## Written problem
Show every line below where "detached" can be found.

## Rows from a dataset
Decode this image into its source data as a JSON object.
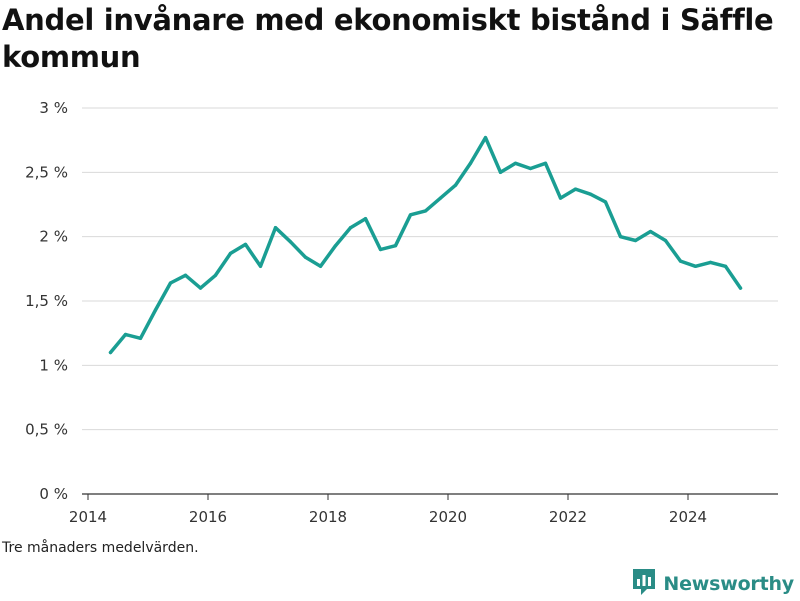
{
  "chart_data": {
    "type": "line",
    "title": "Andel invånare med ekonomiskt bistånd i Säffle kommun",
    "xlabel": "",
    "ylabel": "",
    "x_ticks": [
      "2014",
      "2016",
      "2018",
      "2020",
      "2022",
      "2024"
    ],
    "y_ticks": [
      "0 %",
      "0,5 %",
      "1 %",
      "1,5 %",
      "2 %",
      "2,5 %",
      "3 %"
    ],
    "xlim": [
      2013.9,
      2025.5
    ],
    "ylim": [
      0,
      3
    ],
    "grid": "horizontal",
    "legend": "none",
    "line_color": "#1a9e93",
    "series": [
      {
        "x": [
          2014.375,
          2014.625,
          2014.875,
          2015.125,
          2015.375,
          2015.625,
          2015.875,
          2016.125,
          2016.375,
          2016.625,
          2016.875,
          2017.125,
          2017.375,
          2017.625,
          2017.875,
          2018.125,
          2018.375,
          2018.625,
          2018.875,
          2019.125,
          2019.375,
          2019.625,
          2019.875,
          2020.125,
          2020.375,
          2020.625,
          2020.875,
          2021.125,
          2021.375,
          2021.625,
          2021.875,
          2022.125,
          2022.375,
          2022.625,
          2022.875,
          2023.125,
          2023.375,
          2023.625,
          2023.875,
          2024.125,
          2024.375,
          2024.625,
          2024.875
        ],
        "values": [
          1.1,
          1.24,
          1.21,
          1.43,
          1.64,
          1.7,
          1.6,
          1.7,
          1.87,
          1.94,
          1.77,
          2.07,
          1.96,
          1.84,
          1.77,
          1.93,
          2.07,
          2.14,
          1.9,
          1.93,
          2.17,
          2.2,
          2.3,
          2.4,
          2.57,
          2.77,
          2.5,
          2.57,
          2.53,
          2.57,
          2.3,
          2.37,
          2.33,
          2.27,
          2.0,
          1.97,
          2.04,
          1.97,
          1.81,
          1.77,
          1.8,
          1.77,
          1.6
        ]
      }
    ]
  },
  "footnote": "Tre månaders medelvärden.",
  "brand": {
    "name": "Newsworthy",
    "icon": "newsworthy-logo-icon",
    "color": "#2a8c86"
  }
}
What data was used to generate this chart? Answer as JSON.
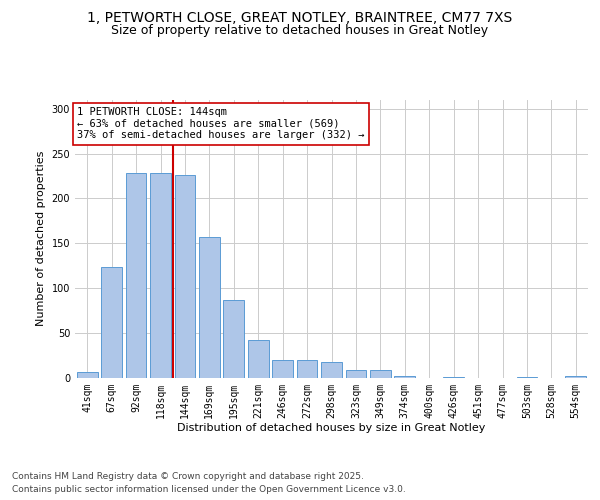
{
  "title_line1": "1, PETWORTH CLOSE, GREAT NOTLEY, BRAINTREE, CM77 7XS",
  "title_line2": "Size of property relative to detached houses in Great Notley",
  "xlabel": "Distribution of detached houses by size in Great Notley",
  "ylabel": "Number of detached properties",
  "categories": [
    "41sqm",
    "67sqm",
    "92sqm",
    "118sqm",
    "144sqm",
    "169sqm",
    "195sqm",
    "221sqm",
    "246sqm",
    "272sqm",
    "298sqm",
    "323sqm",
    "349sqm",
    "374sqm",
    "400sqm",
    "426sqm",
    "451sqm",
    "477sqm",
    "503sqm",
    "528sqm",
    "554sqm"
  ],
  "values": [
    6,
    123,
    228,
    228,
    226,
    157,
    87,
    42,
    19,
    19,
    17,
    8,
    8,
    2,
    0,
    1,
    0,
    0,
    1,
    0,
    2
  ],
  "bar_color": "#aec6e8",
  "bar_edge_color": "#5b9bd5",
  "vline_color": "#cc0000",
  "annotation_text": "1 PETWORTH CLOSE: 144sqm\n← 63% of detached houses are smaller (569)\n37% of semi-detached houses are larger (332) →",
  "annotation_box_color": "#ffffff",
  "ylim": [
    0,
    310
  ],
  "yticks": [
    0,
    50,
    100,
    150,
    200,
    250,
    300
  ],
  "grid_color": "#cccccc",
  "background_color": "#ffffff",
  "footer_line1": "Contains HM Land Registry data © Crown copyright and database right 2025.",
  "footer_line2": "Contains public sector information licensed under the Open Government Licence v3.0.",
  "title_fontsize": 10,
  "subtitle_fontsize": 9,
  "axis_label_fontsize": 8,
  "tick_fontsize": 7,
  "annotation_fontsize": 7.5,
  "footer_fontsize": 6.5
}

## Solved problem
  "title_line2": "Size of property relative to detached houses in Great Notley",
  "xlabel": "Distribution of detached houses by size in Great Notley",
  "ylabel": "Number of detached properties",
  "annotation_text": "1 PETWORTH CLOSE: 144sqm\n← 63% of detached houses are smaller (569)\n37% of semi-detached houses are larger (332) →",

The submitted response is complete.